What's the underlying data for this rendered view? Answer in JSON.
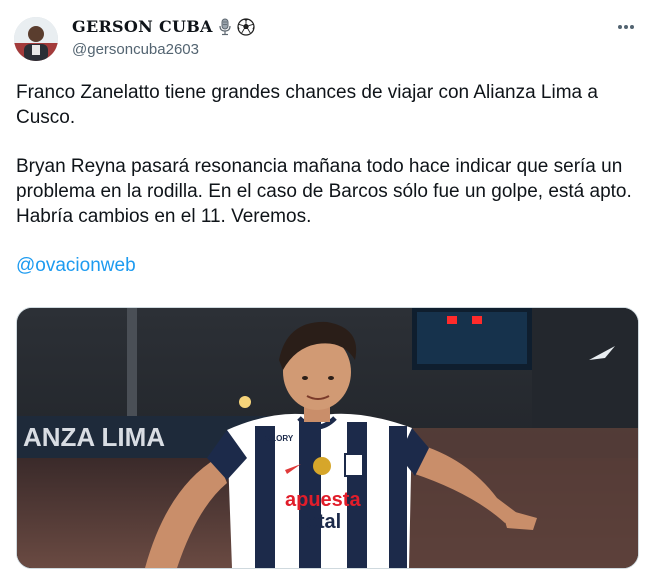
{
  "author": {
    "display_name": "GERSON CUBA",
    "handle": "@gersoncuba2603",
    "badges": [
      "microphone-icon",
      "soccer-ball-icon"
    ],
    "more_icon": "more-horizontal-icon"
  },
  "tweet": {
    "paragraph_1": "Franco Zanelatto tiene grandes chances de viajar con Alianza Lima a Cusco.",
    "paragraph_2": "Bryan Reyna pasará resonancia mañana todo hace indicar que sería un problema en la rodilla. En el caso de Barcos sólo fue un golpe, está apto. Habría cambios en el 11. Veremos.",
    "mention": "@ovacionweb"
  },
  "media": {
    "stadium_sign": "ANZA LIMA",
    "jersey_sponsor_line1": "apuesta",
    "jersey_sponsor_line2": "total",
    "jersey_brand": "GLORY"
  },
  "colors": {
    "accent": "#1d9bf0",
    "text": "#0f1419",
    "secondary": "#536471",
    "border": "#cfd9de"
  }
}
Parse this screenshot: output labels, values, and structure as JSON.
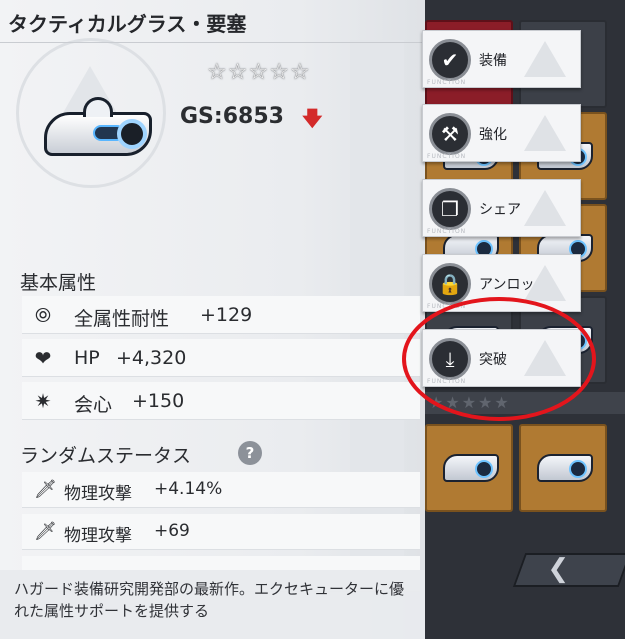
{
  "header": {
    "title": "タクティカルグラス・要塞"
  },
  "item": {
    "stars": [
      "☆",
      "☆",
      "☆",
      "☆",
      "☆"
    ],
    "gear_score": "GS:6853",
    "gear_score_trend": "down"
  },
  "basic_attributes": {
    "heading": "基本属性",
    "stats": [
      {
        "icon": "all-resist-icon",
        "name": "全属性耐性",
        "value": "+129"
      },
      {
        "icon": "heart-icon",
        "name": "HP",
        "value": "+4,320"
      },
      {
        "icon": "crit-burst-icon",
        "name": "会心",
        "value": "+150"
      }
    ]
  },
  "random_status": {
    "heading": "ランダムステータス",
    "help": "?",
    "stats": [
      {
        "icon": "sword-icon",
        "name": "物理攻撃",
        "value": "+4.14%"
      },
      {
        "icon": "sword-icon",
        "name": "物理攻撃",
        "value": "+69"
      }
    ]
  },
  "description": "ハガード装備研究開発部の最新作。エクセキューターに優れた属性サポートを提供する",
  "functions": [
    {
      "label": "装備",
      "icon": "check-icon",
      "sub": "FUNCTION"
    },
    {
      "label": "強化",
      "icon": "hammer-icon",
      "sub": "FUNCTION"
    },
    {
      "label": "シェア",
      "icon": "share-icon",
      "sub": "FUNCTION"
    },
    {
      "label": "アンロック",
      "icon": "lock-icon",
      "sub": "FUNCTION"
    },
    {
      "label": "突破",
      "icon": "download-tray-icon",
      "sub": "FUNCTION"
    }
  ],
  "inventory": {
    "empty_stars": "★★★★★",
    "back_glyph": "❮"
  },
  "colors": {
    "panel_bg": "#eef0f2",
    "gold_slot": "#b07a32",
    "highlight_red": "#e3151c",
    "gs_down_arrow": "#d32a2a"
  }
}
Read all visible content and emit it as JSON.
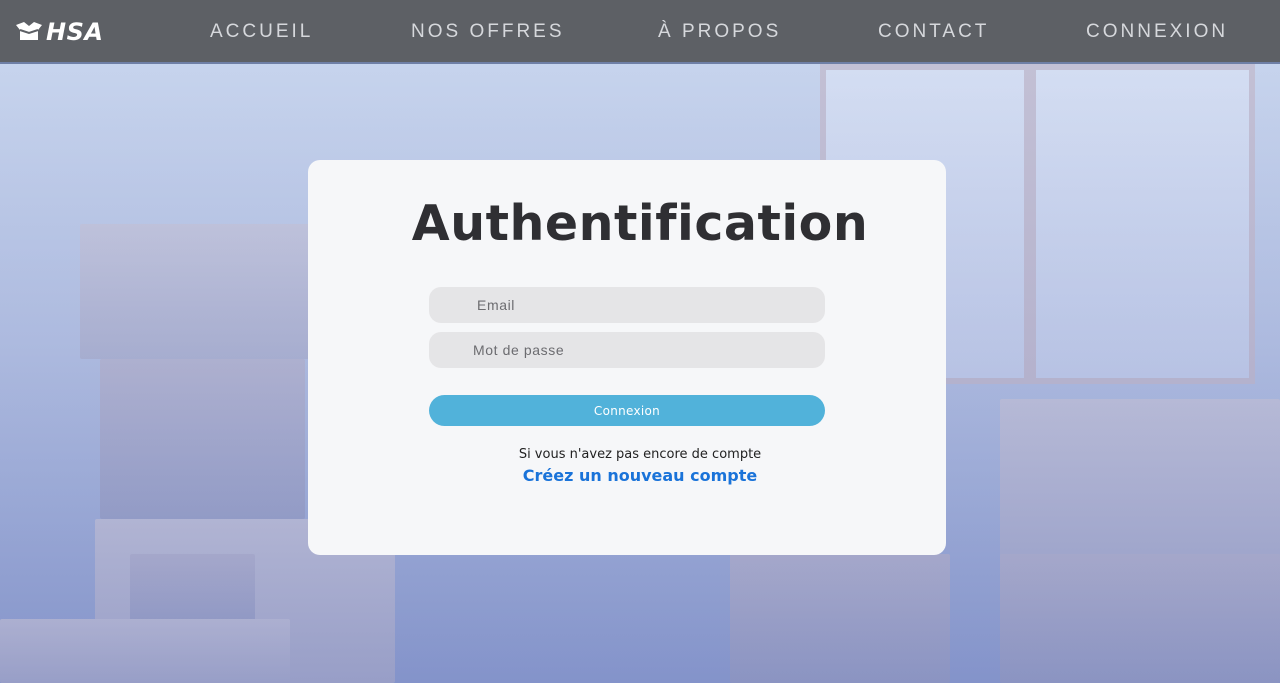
{
  "brand": {
    "logo_icon": "box-icon",
    "name": "HSA"
  },
  "nav": {
    "items": [
      {
        "label": "ACCUEIL"
      },
      {
        "label": "NOS OFFRES"
      },
      {
        "label": "À PROPOS"
      },
      {
        "label": "CONTACT"
      },
      {
        "label": "CONNEXION"
      }
    ]
  },
  "auth": {
    "title": "Authentification",
    "email_placeholder": "Email",
    "password_placeholder": "Mot de passe",
    "submit_label": "Connexion",
    "hint": "Si vous n'avez pas encore de compte",
    "signup_link": "Créez un nouveau compte"
  },
  "colors": {
    "navbar": "#5d6065",
    "card": "#f6f7f9",
    "button": "#51b2da",
    "link": "#1a73d9"
  }
}
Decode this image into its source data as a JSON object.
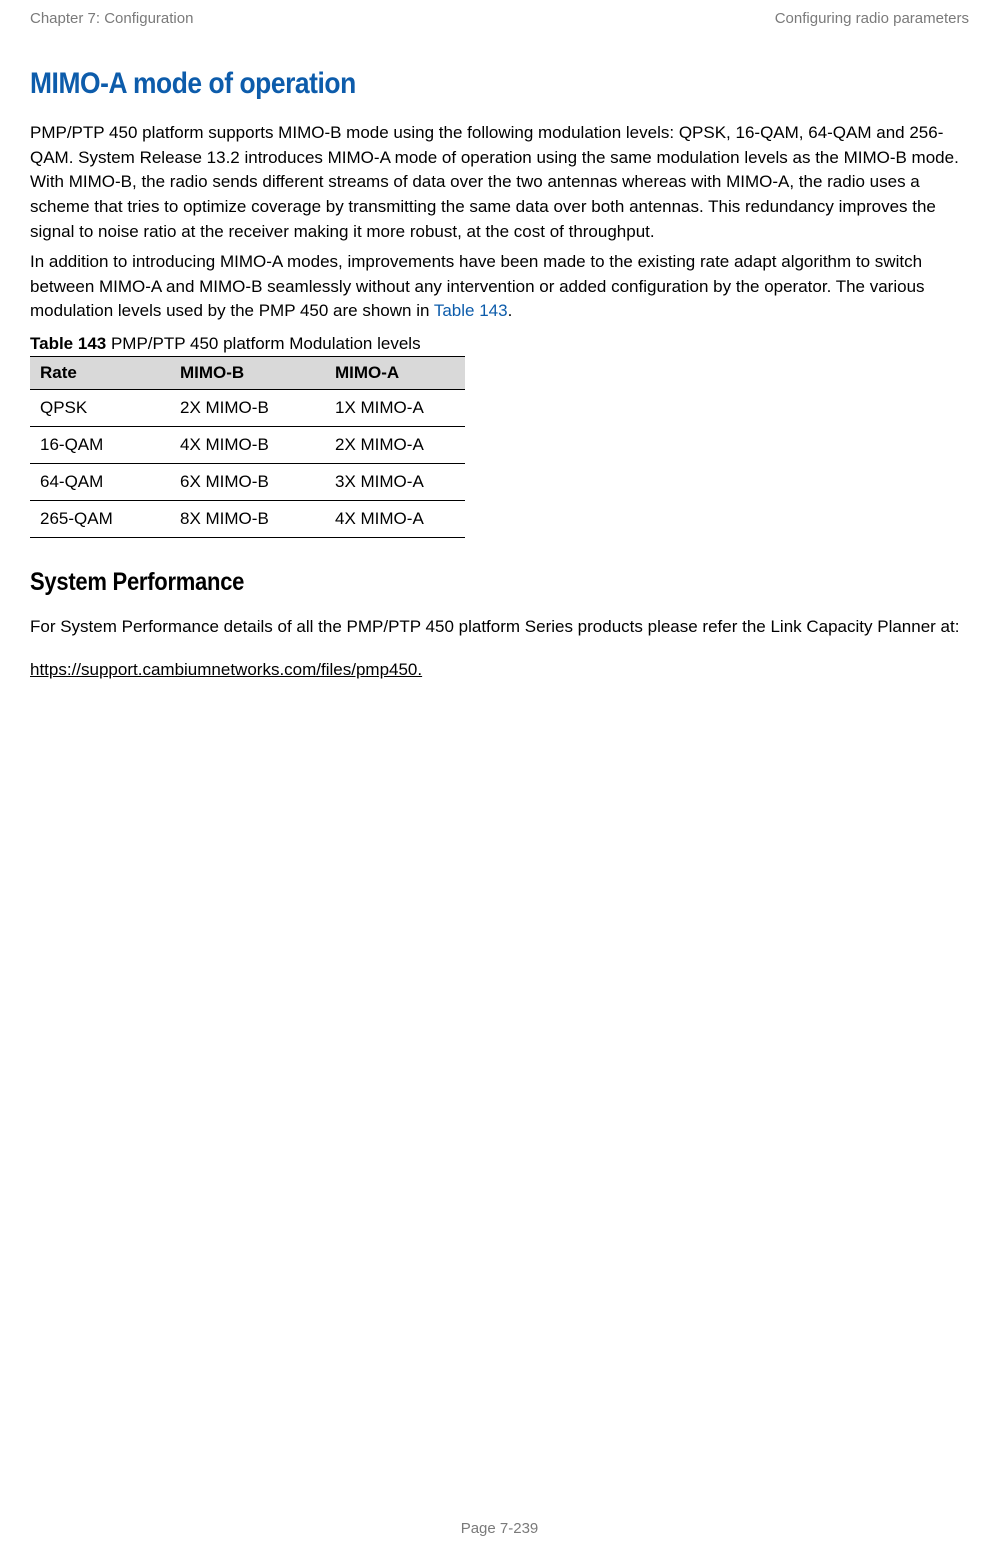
{
  "header": {
    "left": "Chapter 7:  Configuration",
    "right": "Configuring radio parameters"
  },
  "heading1": "MIMO-A mode of operation",
  "para1": "PMP/PTP 450 platform supports MIMO-B mode using the following modulation levels: QPSK, 16-QAM, 64-QAM and 256-QAM. System Release 13.2 introduces MIMO-A mode of operation using the same modulation levels as the MIMO-B mode. With MIMO-B, the radio sends different streams of data over the two antennas whereas with MIMO-A, the radio uses a scheme that tries to optimize coverage by transmitting the same data over both antennas. This redundancy improves the signal to noise ratio at the receiver making it more robust, at the cost of throughput.",
  "para2_prefix": "In addition to introducing MIMO-A modes, improvements have been made to the existing rate adapt algorithm to switch between MIMO-A and MIMO-B seamlessly without any intervention or added configuration by the operator. The various modulation levels used by the PMP 450 are shown in ",
  "para2_link": "Table 143",
  "para2_suffix": ".",
  "table_caption_bold": "Table 143",
  "table_caption_rest": " PMP/PTP 450 platform Modulation levels",
  "table": {
    "headers": [
      "Rate",
      "MIMO-B",
      "MIMO-A"
    ],
    "rows": [
      [
        "QPSK",
        "2X MIMO-B",
        "1X MIMO-A"
      ],
      [
        "16-QAM",
        "4X MIMO-B",
        "2X MIMO-A"
      ],
      [
        "64-QAM",
        "6X MIMO-B",
        "3X MIMO-A"
      ],
      [
        "265-QAM",
        "8X MIMO-B",
        "4X MIMO-A"
      ]
    ]
  },
  "heading2": "System Performance",
  "sys_para": "For System Performance details of all the PMP/PTP 450 platform Series products please refer the Link Capacity  Planner at:",
  "ext_link_text": "https://support.cambiumnetworks.com/files/pmp450.",
  "footer": "Page 7-239"
}
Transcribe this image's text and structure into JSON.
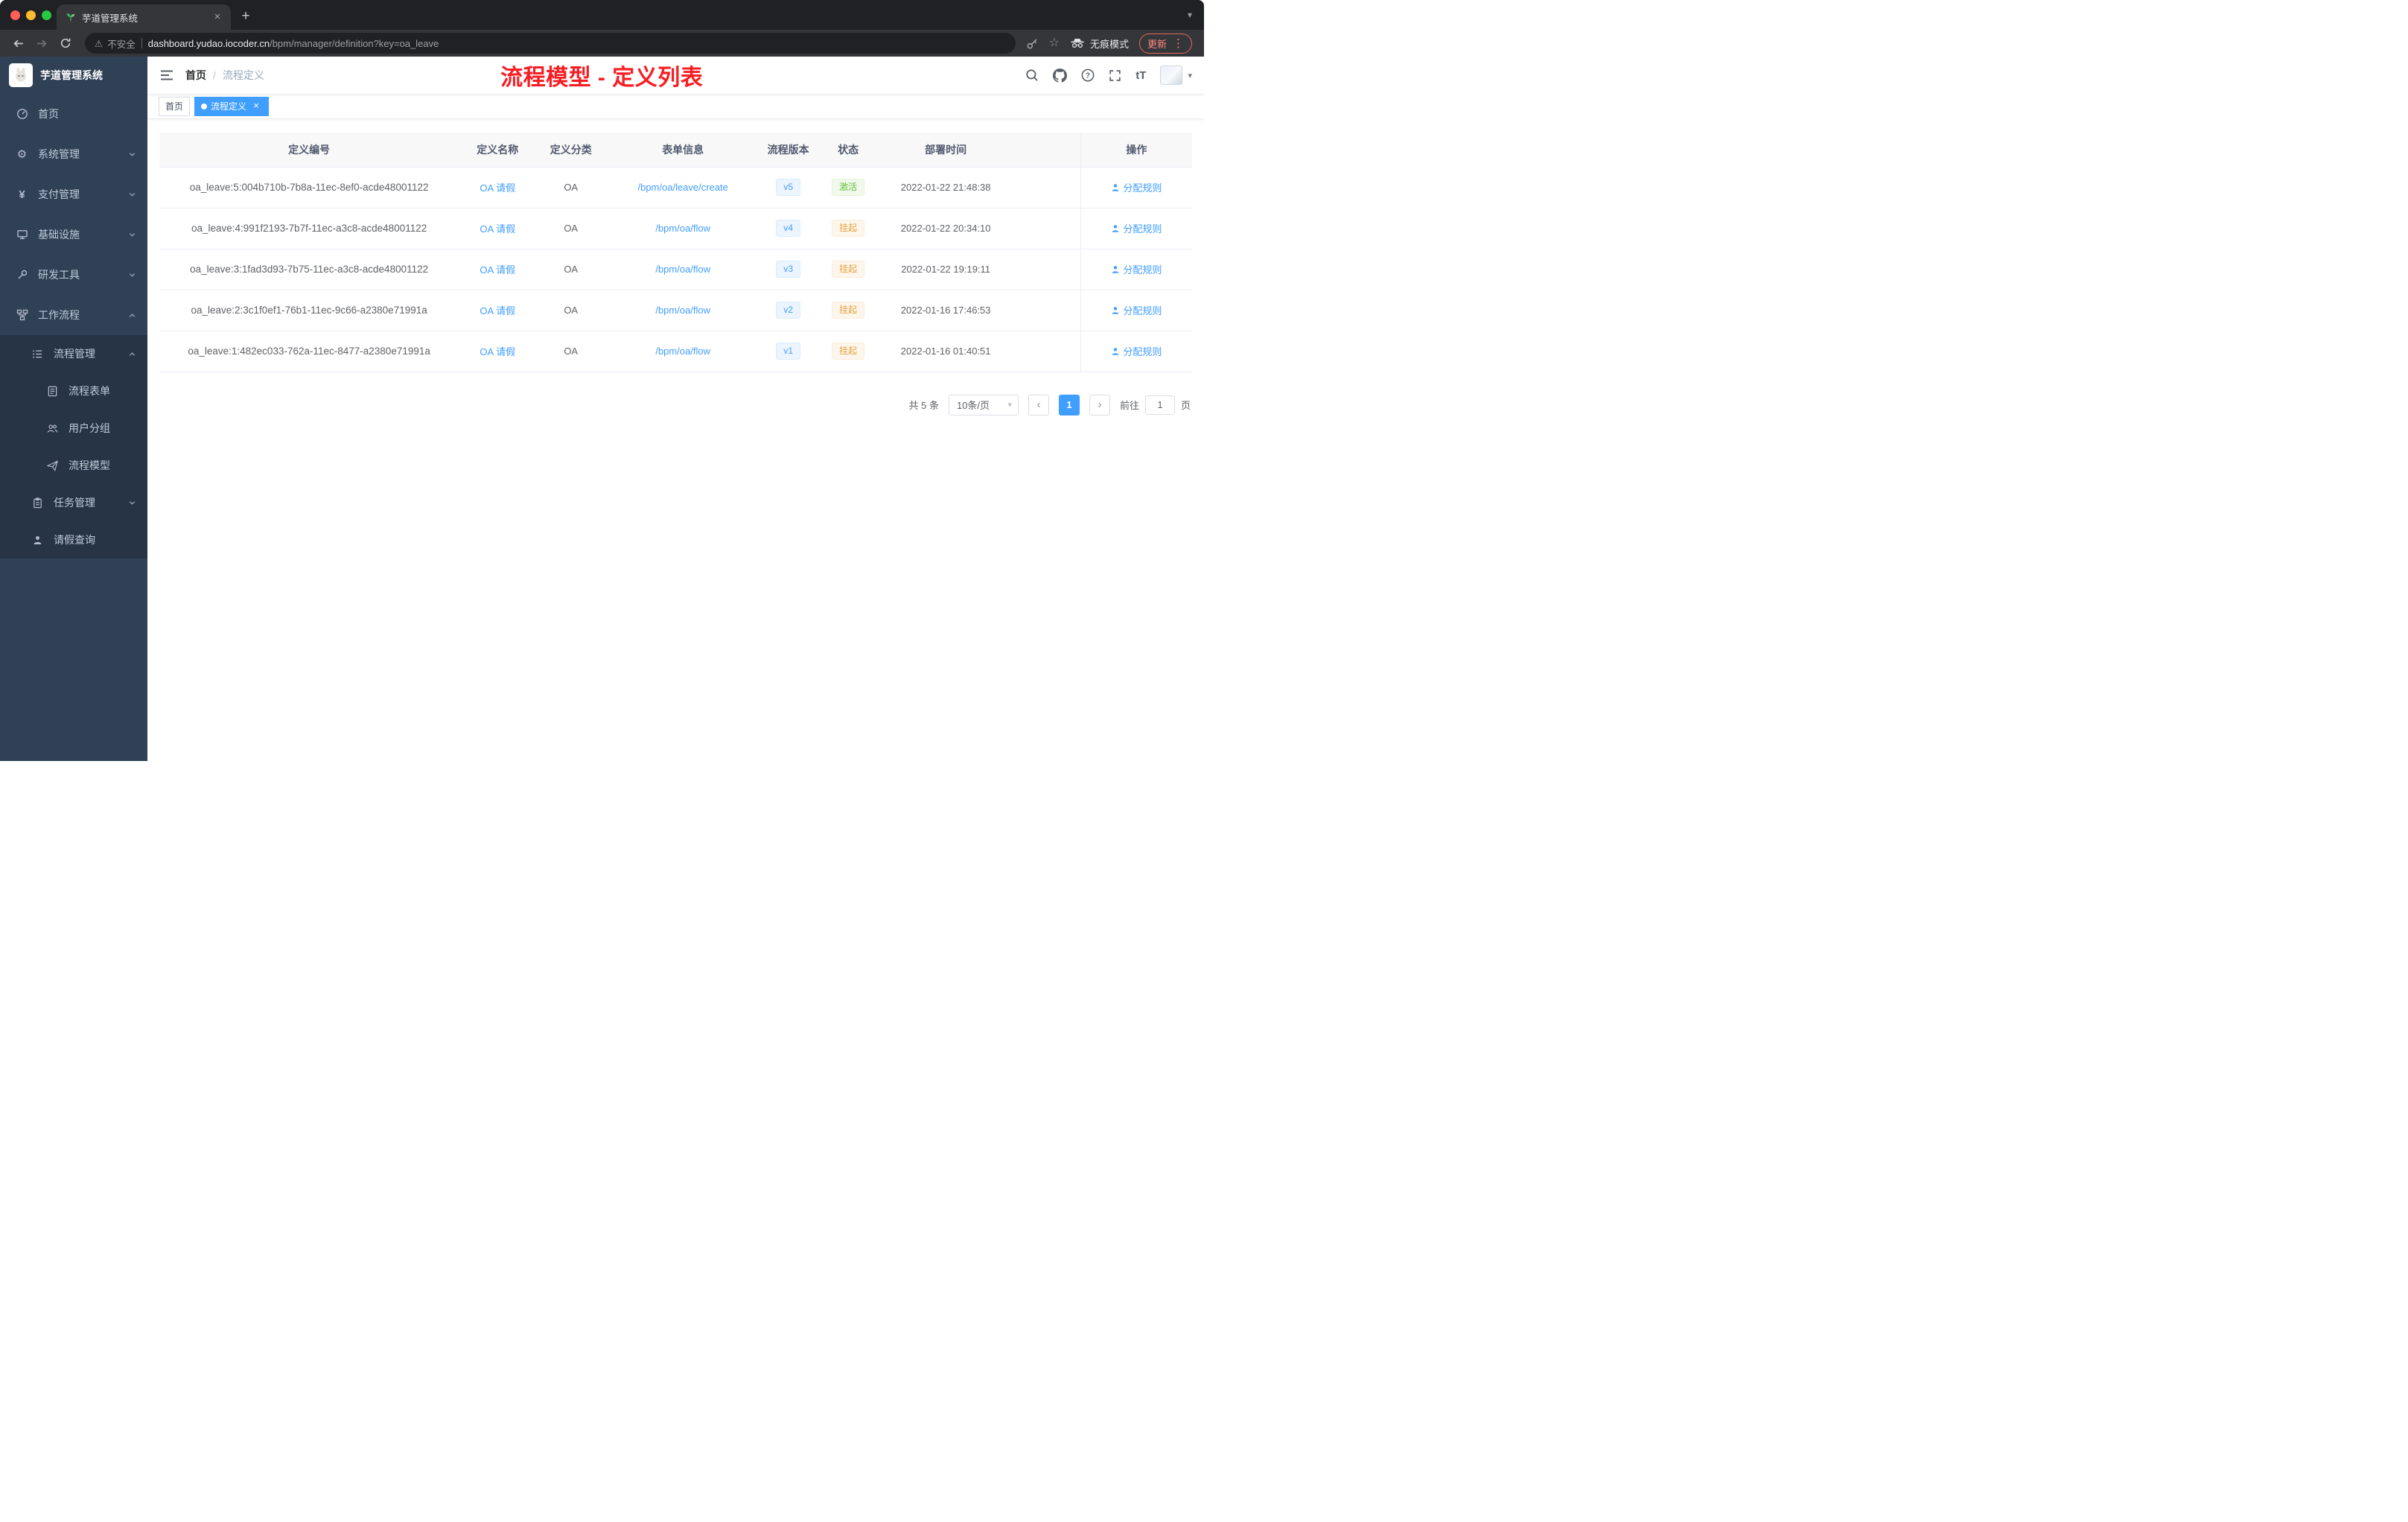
{
  "browser": {
    "tab_title": "芋道管理系统",
    "security_label": "不安全",
    "url_host": "dashboard.yudao.iocoder.cn",
    "url_path": "/bpm/manager/definition?key=oa_leave",
    "incognito_label": "无痕模式",
    "update_label": "更新"
  },
  "glyphs": {
    "close": "×",
    "plus": "+",
    "kebab": "⋮",
    "caret": "▾",
    "warning": "⚠",
    "star": "☆",
    "gear": "⚙",
    "yen": "¥",
    "question": "?",
    "text_size": "tT",
    "breadcrumb_sep": "/",
    "prev": "‹",
    "next": "›"
  },
  "sidebar": {
    "app_title": "芋道管理系统",
    "items": [
      {
        "label": "首页"
      },
      {
        "label": "系统管理"
      },
      {
        "label": "支付管理"
      },
      {
        "label": "基础设施"
      },
      {
        "label": "研发工具"
      },
      {
        "label": "工作流程"
      },
      {
        "label": "流程管理"
      },
      {
        "label": "流程表单"
      },
      {
        "label": "用户分组"
      },
      {
        "label": "流程模型"
      },
      {
        "label": "任务管理"
      },
      {
        "label": "请假查询"
      }
    ]
  },
  "header": {
    "breadcrumb_home": "首页",
    "breadcrumb_current": "流程定义",
    "annotation": "流程模型 - 定义列表"
  },
  "tags": {
    "home": "首页",
    "active": "流程定义"
  },
  "table": {
    "columns": [
      "定义编号",
      "定义名称",
      "定义分类",
      "表单信息",
      "流程版本",
      "状态",
      "部署时间",
      "操作"
    ],
    "rows": [
      {
        "id": "oa_leave:5:004b710b-7b8a-11ec-8ef0-acde48001122",
        "name": "OA 请假",
        "category": "OA",
        "form": "/bpm/oa/leave/create",
        "version": "v5",
        "status": "激活",
        "status_type": "success",
        "time": "2022-01-22 21:48:38",
        "action": "分配规则"
      },
      {
        "id": "oa_leave:4:991f2193-7b7f-11ec-a3c8-acde48001122",
        "name": "OA 请假",
        "category": "OA",
        "form": "/bpm/oa/flow",
        "version": "v4",
        "status": "挂起",
        "status_type": "warning",
        "time": "2022-01-22 20:34:10",
        "action": "分配规则"
      },
      {
        "id": "oa_leave:3:1fad3d93-7b75-11ec-a3c8-acde48001122",
        "name": "OA 请假",
        "category": "OA",
        "form": "/bpm/oa/flow",
        "version": "v3",
        "status": "挂起",
        "status_type": "warning",
        "time": "2022-01-22 19:19:11",
        "action": "分配规则"
      },
      {
        "id": "oa_leave:2:3c1f0ef1-76b1-11ec-9c66-a2380e71991a",
        "name": "OA 请假",
        "category": "OA",
        "form": "/bpm/oa/flow",
        "version": "v2",
        "status": "挂起",
        "status_type": "warning",
        "time": "2022-01-16 17:46:53",
        "action": "分配规则"
      },
      {
        "id": "oa_leave:1:482ec033-762a-11ec-8477-a2380e71991a",
        "name": "OA 请假",
        "category": "OA",
        "form": "/bpm/oa/flow",
        "version": "v1",
        "status": "挂起",
        "status_type": "warning",
        "time": "2022-01-16 01:40:51",
        "action": "分配规则"
      }
    ]
  },
  "pagination": {
    "total": "共 5 条",
    "page_size": "10条/页",
    "current_page": "1",
    "goto_label": "前往",
    "goto_value": "1",
    "unit": "页"
  },
  "colors": {
    "accent": "#409eff",
    "success": "#67c23a",
    "warning": "#e6a23c",
    "annotation_red": "#f81d22",
    "sidebar_bg": "#304156",
    "submenu_bg": "#263445"
  }
}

□ □ □ □

### [Directions]
Report each line of the material above where the word "compte" appears.

### [Correct response]
    "hint": "Si vous n'avez pas encore de compte",
    "signup_link": "Créez un nouveau compte"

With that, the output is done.